▶ [TO BE DONE] Reproduce the listing verbatim.

▶ [DATA FOR THE TASK]
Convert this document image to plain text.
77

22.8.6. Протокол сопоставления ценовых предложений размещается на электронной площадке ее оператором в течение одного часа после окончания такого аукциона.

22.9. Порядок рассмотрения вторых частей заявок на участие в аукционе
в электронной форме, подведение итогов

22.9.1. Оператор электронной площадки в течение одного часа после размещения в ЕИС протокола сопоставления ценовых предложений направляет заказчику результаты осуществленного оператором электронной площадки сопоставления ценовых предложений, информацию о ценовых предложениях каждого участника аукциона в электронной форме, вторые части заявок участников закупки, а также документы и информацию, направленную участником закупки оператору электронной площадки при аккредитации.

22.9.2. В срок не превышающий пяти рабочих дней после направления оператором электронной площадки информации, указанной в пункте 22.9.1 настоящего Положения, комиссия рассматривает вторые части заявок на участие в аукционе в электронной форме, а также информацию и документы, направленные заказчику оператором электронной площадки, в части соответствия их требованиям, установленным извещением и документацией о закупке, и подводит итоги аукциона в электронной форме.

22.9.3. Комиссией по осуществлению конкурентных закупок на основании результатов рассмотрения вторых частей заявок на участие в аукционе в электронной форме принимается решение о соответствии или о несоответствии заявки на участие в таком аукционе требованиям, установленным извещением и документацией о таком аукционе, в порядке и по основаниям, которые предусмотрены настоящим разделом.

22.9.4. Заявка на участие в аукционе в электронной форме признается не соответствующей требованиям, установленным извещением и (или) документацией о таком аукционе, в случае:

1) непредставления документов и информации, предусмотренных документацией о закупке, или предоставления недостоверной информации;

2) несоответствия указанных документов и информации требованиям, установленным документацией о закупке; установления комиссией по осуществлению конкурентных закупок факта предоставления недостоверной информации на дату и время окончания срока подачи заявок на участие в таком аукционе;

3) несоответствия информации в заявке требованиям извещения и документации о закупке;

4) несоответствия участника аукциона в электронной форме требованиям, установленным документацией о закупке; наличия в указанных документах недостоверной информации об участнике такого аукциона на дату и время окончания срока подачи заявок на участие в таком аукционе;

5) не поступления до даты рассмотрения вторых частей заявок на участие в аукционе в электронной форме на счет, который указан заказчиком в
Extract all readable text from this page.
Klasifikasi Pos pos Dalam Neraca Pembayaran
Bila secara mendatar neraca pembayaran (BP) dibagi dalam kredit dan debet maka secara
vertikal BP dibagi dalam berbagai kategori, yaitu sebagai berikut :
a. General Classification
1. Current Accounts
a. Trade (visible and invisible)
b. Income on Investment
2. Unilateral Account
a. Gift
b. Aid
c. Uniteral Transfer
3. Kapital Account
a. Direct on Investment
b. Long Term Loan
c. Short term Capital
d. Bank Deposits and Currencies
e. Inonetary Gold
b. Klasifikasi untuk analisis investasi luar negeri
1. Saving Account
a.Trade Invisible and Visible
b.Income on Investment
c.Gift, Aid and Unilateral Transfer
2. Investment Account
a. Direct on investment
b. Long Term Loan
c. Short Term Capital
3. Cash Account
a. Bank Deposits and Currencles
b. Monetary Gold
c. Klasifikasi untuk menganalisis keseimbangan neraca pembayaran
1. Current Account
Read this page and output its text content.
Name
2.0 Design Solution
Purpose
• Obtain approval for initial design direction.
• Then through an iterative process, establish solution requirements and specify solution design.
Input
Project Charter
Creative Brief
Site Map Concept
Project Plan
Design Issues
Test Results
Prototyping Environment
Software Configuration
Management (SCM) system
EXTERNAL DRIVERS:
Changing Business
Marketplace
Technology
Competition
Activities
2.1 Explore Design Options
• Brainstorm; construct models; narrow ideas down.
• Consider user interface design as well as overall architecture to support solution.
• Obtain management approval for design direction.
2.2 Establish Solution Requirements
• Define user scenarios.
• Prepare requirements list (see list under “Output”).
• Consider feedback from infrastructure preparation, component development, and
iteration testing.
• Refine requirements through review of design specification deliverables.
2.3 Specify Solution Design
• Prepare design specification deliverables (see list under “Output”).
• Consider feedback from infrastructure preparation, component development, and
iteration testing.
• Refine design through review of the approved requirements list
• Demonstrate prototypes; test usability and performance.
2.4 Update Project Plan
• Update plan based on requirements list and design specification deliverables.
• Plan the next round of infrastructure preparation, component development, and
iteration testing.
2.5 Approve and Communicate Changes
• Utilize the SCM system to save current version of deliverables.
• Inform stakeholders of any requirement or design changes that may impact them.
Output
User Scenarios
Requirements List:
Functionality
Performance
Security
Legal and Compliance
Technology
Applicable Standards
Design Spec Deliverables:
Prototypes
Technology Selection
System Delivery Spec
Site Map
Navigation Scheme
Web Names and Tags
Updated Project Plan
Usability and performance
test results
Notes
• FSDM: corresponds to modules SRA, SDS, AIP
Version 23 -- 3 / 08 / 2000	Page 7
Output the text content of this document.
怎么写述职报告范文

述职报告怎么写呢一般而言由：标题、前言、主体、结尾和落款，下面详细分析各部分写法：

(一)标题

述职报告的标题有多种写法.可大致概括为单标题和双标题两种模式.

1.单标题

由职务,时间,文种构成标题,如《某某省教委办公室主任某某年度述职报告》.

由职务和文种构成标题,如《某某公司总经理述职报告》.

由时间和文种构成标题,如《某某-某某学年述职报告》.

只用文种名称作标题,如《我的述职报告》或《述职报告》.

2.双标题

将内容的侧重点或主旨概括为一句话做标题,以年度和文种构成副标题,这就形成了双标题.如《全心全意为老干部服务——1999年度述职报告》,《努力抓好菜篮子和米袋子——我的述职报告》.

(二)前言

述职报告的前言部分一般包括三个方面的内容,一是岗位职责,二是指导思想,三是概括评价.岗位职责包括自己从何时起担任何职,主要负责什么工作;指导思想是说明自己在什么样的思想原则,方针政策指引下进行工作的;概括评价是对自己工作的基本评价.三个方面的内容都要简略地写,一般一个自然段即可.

▶ [CORRECT ANSWER]
Convert this document image to plain text.
77

22.8.6. Протокол сопоставления ценовых предложений размещается на электронной площадке ее оператором в течение одного часа после окончания такого аукциона.

22.9. Порядок рассмотрения вторых частей заявок на участие в аукционе
в электронной форме, подведение итогов

22.9.1. Оператор электронной площадки в течение одного часа после размещения в ЕИС протокола сопоставления ценовых предложений направляет заказчику результаты осуществленного оператором электронной площадки сопоставления ценовых предложений, информацию о ценовых предложениях каждого участника аукциона в электронной форме, вторые части заявок участников закупки, а также документы и информацию, направленную участником закупки оператору электронной площадки при аккредитации.

22.9.2. В срок не превышающий пяти рабочих дней после направления оператором электронной площадки информации, указанной в пункте 22.9.1 настоящего Положения, комиссия рассматривает вторые части заявок на участие в аукционе в электронной форме, а также информацию и документы, направленные заказчику оператором электронной площадки, в части соответствия их требованиям, установленным извещением и документацией о закупке, и подводит итоги аукциона в электронной форме.

22.9.3. Комиссией по осуществлению конкурентных закупок на основании результатов рассмотрения вторых частей заявок на участие в аукционе в электронной форме принимается решение о соответствии или о несоответствии заявки на участие в таком аукционе требованиям, установленным извещением и документацией о таком аукционе, в порядке и по основаниям, которые предусмотрены настоящим разделом.

22.9.4. Заявка на участие в аукционе в электронной форме признается не соответствующей требованиям, установленным извещением и (или) документацией о таком аукционе, в случае:

1) непредставления документов и информации, предусмотренных документацией о закупке, или предоставления недостоверной информации;

2) несоответствия указанных документов и информации требованиям, установленным документацией о закупке; установления комиссией по осуществлению конкурентных закупок факта предоставления недостоверной информации на дату и время окончания срока подачи заявок на участие в таком аукционе;

3) несоответствия информации в заявке требованиям извещения и документации о закупке;

4) несоответствия участника аукциона в электронной форме требованиям, установленным документацией о закупке; наличия в указанных документах недостоверной информации об участнике такого аукциона на дату и время окончания срока подачи заявок на участие в таком аукционе;

5) не поступления до даты рассмотрения вторых частей заявок на участие в аукционе в электронной форме на счет, который указан заказчиком в
Extract all readable text from this page.
Klasifikasi Pos pos Dalam Neraca Pembayaran
Bila secara mendatar neraca pembayaran (BP) dibagi dalam kredit dan debet maka secara
vertikal BP dibagi dalam berbagai kategori, yaitu sebagai berikut :
a. General Classification
1. Current Accounts
a. Trade (visible and invisible)
b. Income on Investment
2. Unilateral Account
a. Gift
b. Aid
c. Uniteral Transfer
3. Kapital Account
a. Direct on Investment
b. Long Term Loan
c. Short term Capital
d. Bank Deposits and Currencies
e. Inonetary Gold
b. Klasifikasi untuk analisis investasi luar negeri
1. Saving Account
a.Trade Invisible and Visible
b.Income on Investment
c.Gift, Aid and Unilateral Transfer
2. Investment Account
a. Direct on investment
b. Long Term Loan
c. Short Term Capital
3. Cash Account
a. Bank Deposits and Currencles
b. Monetary Gold
c. Klasifikasi untuk menganalisis keseimbangan neraca pembayaran
1. Current Account
Read this page and output its text content.
Name
2.0 Design Solution
Purpose
• Obtain approval for initial design direction.
• Then through an iterative process, establish solution requirements and specify solution design.
Input
Project Charter
Creative Brief
Site Map Concept
Project Plan
Design Issues
Test Results
Prototyping Environment
Software Configuration
Management (SCM) system
EXTERNAL DRIVERS:
Changing Business
Marketplace
Technology
Competition
Activities
2.1 Explore Design Options
• Brainstorm; construct models; narrow ideas down.
• Consider user interface design as well as overall architecture to support solution.
• Obtain management approval for design direction.
2.2 Establish Solution Requirements
• Define user scenarios.
• Prepare requirements list (see list under “Output”).
• Consider feedback from infrastructure preparation, component development, and
iteration testing.
• Refine requirements through review of design specification deliverables.
2.3 Specify Solution Design
• Prepare design specification deliverables (see list under “Output”).
• Consider feedback from infrastructure preparation, component development, and
iteration testing.
• Refine design through review of the approved requirements list
• Demonstrate prototypes; test usability and performance.
2.4 Update Project Plan
• Update plan based on requirements list and design specification deliverables.
• Plan the next round of infrastructure preparation, component development, and
iteration testing.
2.5 Approve and Communicate Changes
• Utilize the SCM system to save current version of deliverables.
• Inform stakeholders of any requirement or design changes that may impact them.
Output
User Scenarios
Requirements List:
Functionality
Performance
Security
Legal and Compliance
Technology
Applicable Standards
Design Spec Deliverables:
Prototypes
Technology Selection
System Delivery Spec
Site Map
Navigation Scheme
Web Names and Tags
Updated Project Plan
Usability and performance
test results
Notes
• FSDM: corresponds to modules SRA, SDS, AIP
Version 23 -- 3 / 08 / 2000	Page 7
Output the text content of this document.
怎么写述职报告范文

述职报告怎么写呢一般而言由：标题、前言、主体、结尾和落款，下面详细分析各部分写法：

(一)标题

述职报告的标题有多种写法.可大致概括为单标题和双标题两种模式.

1.单标题

由职务,时间,文种构成标题,如《某某省教委办公室主任某某年度述职报告》.

由职务和文种构成标题,如《某某公司总经理述职报告》.

由时间和文种构成标题,如《某某-某某学年述职报告》.

只用文种名称作标题,如《我的述职报告》或《述职报告》.

2.双标题

将内容的侧重点或主旨概括为一句话做标题,以年度和文种构成副标题,这就形成了双标题.如《全心全意为老干部服务——1999年度述职报告》,《努力抓好菜篮子和米袋子——我的述职报告》.

(二)前言

述职报告的前言部分一般包括三个方面的内容,一是岗位职责,二是指导思想,三是概括评价.岗位职责包括自己从何时起担任何职,主要负责什么工作;指导思想是说明自己在什么样的思想原则,方针政策指引下进行工作的;概括评价是对自己工作的基本评价.三个方面的内容都要简略地写,一般一个自然段即可.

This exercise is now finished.